**EXERCISE DETAILS**
Identify all lines in the data containing the string "quartz". Copy them out.

(Dataset excerpt)

··········

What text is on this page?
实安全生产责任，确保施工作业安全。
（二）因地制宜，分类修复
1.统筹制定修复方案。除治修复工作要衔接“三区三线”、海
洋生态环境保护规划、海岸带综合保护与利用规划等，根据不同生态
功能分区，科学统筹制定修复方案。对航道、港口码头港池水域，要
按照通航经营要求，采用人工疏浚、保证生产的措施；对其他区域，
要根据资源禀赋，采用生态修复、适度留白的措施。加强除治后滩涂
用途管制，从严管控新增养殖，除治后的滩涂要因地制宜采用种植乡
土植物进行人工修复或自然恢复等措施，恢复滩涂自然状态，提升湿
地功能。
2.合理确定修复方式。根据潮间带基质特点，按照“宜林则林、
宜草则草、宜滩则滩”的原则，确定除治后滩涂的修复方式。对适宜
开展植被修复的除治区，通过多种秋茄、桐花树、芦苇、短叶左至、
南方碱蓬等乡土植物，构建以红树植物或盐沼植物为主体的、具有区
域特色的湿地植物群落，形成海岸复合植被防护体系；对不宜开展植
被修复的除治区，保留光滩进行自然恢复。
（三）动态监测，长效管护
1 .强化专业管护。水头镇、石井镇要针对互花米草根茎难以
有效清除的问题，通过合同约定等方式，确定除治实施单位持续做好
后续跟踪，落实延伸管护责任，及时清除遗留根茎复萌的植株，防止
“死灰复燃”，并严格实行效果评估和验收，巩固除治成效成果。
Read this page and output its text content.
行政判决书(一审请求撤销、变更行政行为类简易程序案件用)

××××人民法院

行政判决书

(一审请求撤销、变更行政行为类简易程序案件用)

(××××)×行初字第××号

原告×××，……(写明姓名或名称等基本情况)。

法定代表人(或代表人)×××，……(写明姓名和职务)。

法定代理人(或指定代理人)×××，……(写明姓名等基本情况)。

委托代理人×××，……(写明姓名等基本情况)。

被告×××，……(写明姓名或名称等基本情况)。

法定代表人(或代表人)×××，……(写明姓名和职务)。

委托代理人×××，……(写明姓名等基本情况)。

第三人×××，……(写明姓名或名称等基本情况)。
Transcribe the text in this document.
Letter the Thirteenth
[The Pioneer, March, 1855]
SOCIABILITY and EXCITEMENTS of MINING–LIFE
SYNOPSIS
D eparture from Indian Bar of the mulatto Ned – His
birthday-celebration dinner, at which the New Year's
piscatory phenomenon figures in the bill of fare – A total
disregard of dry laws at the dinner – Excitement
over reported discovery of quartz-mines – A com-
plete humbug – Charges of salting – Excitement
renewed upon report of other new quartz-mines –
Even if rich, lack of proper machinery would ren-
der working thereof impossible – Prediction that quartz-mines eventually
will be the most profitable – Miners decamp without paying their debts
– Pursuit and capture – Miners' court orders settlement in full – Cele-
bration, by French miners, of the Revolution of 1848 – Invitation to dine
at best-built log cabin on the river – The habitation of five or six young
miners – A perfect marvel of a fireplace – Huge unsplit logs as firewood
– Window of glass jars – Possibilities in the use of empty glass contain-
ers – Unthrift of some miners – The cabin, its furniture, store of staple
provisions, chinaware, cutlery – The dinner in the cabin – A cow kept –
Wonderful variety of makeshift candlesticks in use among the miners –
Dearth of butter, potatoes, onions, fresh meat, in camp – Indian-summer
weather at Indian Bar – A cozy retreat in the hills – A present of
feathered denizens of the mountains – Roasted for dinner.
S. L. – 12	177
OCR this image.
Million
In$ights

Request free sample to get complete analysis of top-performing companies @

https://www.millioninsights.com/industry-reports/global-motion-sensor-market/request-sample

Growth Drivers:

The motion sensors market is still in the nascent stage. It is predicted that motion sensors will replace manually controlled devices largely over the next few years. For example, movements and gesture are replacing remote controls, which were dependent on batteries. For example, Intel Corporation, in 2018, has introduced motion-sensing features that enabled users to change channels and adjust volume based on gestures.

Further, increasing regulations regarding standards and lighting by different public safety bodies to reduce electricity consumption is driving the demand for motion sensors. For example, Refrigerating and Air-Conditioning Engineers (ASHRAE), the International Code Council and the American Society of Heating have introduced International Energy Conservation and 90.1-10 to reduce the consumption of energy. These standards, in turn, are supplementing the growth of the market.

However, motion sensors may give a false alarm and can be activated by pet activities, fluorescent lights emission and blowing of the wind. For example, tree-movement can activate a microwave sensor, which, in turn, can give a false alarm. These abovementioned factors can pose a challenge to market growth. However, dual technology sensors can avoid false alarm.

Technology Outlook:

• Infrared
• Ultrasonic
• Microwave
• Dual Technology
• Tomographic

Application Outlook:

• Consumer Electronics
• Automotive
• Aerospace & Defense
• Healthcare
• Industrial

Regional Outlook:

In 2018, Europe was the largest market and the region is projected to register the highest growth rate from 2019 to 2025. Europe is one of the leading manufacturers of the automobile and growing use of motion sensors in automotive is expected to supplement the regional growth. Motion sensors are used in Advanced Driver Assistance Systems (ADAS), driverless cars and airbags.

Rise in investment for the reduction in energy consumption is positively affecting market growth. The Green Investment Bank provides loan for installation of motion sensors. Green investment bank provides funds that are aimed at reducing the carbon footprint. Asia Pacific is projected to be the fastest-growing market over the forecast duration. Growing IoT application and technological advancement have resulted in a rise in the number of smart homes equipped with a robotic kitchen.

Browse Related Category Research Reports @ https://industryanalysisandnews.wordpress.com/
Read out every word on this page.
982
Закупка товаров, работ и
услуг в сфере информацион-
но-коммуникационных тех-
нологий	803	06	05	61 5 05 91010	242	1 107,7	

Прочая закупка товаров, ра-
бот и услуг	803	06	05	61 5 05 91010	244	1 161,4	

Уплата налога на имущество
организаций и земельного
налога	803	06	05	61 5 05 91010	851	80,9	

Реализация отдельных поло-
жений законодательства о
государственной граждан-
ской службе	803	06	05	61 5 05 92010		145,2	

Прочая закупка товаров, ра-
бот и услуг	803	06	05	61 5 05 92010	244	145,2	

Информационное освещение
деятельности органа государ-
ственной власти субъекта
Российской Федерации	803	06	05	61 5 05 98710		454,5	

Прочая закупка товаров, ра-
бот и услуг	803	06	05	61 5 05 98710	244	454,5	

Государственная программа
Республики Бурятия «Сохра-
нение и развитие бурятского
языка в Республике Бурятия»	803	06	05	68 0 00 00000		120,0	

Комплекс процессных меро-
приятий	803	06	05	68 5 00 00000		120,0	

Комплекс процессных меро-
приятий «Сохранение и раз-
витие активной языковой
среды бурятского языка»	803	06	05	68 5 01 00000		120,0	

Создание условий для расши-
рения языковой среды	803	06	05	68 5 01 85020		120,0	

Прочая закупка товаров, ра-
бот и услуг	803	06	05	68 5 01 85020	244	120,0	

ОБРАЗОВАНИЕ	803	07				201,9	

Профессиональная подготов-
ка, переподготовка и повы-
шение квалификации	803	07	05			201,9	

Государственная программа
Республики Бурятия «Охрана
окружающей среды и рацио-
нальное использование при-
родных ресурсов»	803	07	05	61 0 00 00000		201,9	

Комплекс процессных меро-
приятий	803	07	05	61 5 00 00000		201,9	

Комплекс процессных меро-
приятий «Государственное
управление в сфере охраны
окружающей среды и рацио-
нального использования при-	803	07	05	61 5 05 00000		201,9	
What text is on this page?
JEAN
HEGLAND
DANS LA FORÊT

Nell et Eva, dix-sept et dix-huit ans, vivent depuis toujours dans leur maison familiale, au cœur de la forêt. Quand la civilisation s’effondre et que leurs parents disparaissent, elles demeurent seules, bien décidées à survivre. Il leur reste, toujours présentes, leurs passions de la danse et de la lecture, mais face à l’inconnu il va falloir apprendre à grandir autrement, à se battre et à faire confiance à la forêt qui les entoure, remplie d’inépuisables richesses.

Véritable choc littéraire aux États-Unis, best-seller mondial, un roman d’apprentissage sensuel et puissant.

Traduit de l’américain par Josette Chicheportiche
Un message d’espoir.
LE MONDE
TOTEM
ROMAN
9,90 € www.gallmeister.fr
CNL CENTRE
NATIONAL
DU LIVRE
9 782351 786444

··········

**COMPLETE RESPONSE**
over reported discovery of quartz-mines – A com-
renewed upon report of other new quartz-mines –
der working thereof impossible – Prediction that quartz-mines eventually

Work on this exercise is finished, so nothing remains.